* Begin Records provided *

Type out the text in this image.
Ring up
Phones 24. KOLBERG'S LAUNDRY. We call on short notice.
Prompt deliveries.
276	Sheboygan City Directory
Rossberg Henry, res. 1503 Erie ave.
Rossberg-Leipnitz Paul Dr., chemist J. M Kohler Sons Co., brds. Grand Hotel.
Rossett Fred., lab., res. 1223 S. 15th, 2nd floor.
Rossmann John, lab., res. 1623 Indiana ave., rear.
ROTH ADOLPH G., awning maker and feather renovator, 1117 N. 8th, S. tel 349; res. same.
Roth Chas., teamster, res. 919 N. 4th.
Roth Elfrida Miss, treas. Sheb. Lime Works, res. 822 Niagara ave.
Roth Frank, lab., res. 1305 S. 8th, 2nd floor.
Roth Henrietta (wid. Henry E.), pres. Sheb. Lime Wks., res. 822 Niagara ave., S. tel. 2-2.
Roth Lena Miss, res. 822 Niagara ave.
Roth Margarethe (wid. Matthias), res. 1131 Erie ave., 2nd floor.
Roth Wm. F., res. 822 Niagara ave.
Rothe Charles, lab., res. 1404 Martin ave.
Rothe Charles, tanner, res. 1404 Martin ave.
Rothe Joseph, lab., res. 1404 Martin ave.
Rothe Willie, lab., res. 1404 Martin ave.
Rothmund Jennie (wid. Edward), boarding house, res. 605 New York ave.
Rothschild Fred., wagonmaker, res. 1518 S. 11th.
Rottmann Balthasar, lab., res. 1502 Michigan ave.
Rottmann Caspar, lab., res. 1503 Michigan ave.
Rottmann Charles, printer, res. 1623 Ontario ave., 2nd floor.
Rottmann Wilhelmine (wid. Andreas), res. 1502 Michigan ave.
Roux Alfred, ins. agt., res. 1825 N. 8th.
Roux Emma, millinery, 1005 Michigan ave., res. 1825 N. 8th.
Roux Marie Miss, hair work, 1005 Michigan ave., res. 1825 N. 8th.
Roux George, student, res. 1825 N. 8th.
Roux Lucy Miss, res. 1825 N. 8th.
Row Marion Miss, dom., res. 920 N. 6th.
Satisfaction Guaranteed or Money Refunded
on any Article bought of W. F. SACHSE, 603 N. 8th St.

* End Records provided *

Make an exact copy of all the data.

Type out the text in this image.
Ring up
Phones 24. KOLBERG'S LAUNDRY. We call on short notice.
Prompt deliveries.
276	Sheboygan City Directory
Rossberg Henry, res. 1503 Erie ave.
Rossberg-Leipnitz Paul Dr., chemist J. M Kohler Sons Co., brds. Grand Hotel.
Rossett Fred., lab., res. 1223 S. 15th, 2nd floor.
Rossmann John, lab., res. 1623 Indiana ave., rear.
ROTH ADOLPH G., awning maker and feather renovator, 1117 N. 8th, S. tel 349; res. same.
Roth Chas., teamster, res. 919 N. 4th.
Roth Elfrida Miss, treas. Sheb. Lime Works, res. 822 Niagara ave.
Roth Frank, lab., res. 1305 S. 8th, 2nd floor.
Roth Henrietta (wid. Henry E.), pres. Sheb. Lime Wks., res. 822 Niagara ave., S. tel. 2-2.
Roth Lena Miss, res. 822 Niagara ave.
Roth Margarethe (wid. Matthias), res. 1131 Erie ave., 2nd floor.
Roth Wm. F., res. 822 Niagara ave.
Rothe Charles, lab., res. 1404 Martin ave.
Rothe Charles, tanner, res. 1404 Martin ave.
Rothe Joseph, lab., res. 1404 Martin ave.
Rothe Willie, lab., res. 1404 Martin ave.
Rothmund Jennie (wid. Edward), boarding house, res. 605 New York ave.
Rothschild Fred., wagonmaker, res. 1518 S. 11th.
Rottmann Balthasar, lab., res. 1502 Michigan ave.
Rottmann Caspar, lab., res. 1503 Michigan ave.
Rottmann Charles, printer, res. 1623 Ontario ave., 2nd floor.
Rottmann Wilhelmine (wid. Andreas), res. 1502 Michigan ave.
Roux Alfred, ins. agt., res. 1825 N. 8th.
Roux Emma, millinery, 1005 Michigan ave., res. 1825 N. 8th.
Roux Marie Miss, hair work, 1005 Michigan ave., res. 1825 N. 8th.
Roux George, student, res. 1825 N. 8th.
Roux Lucy Miss, res. 1825 N. 8th.
Row Marion Miss, dom., res. 920 N. 6th.
Satisfaction Guaranteed or Money Refunded
on any Article bought of W. F. SACHSE, 603 N. 8th St.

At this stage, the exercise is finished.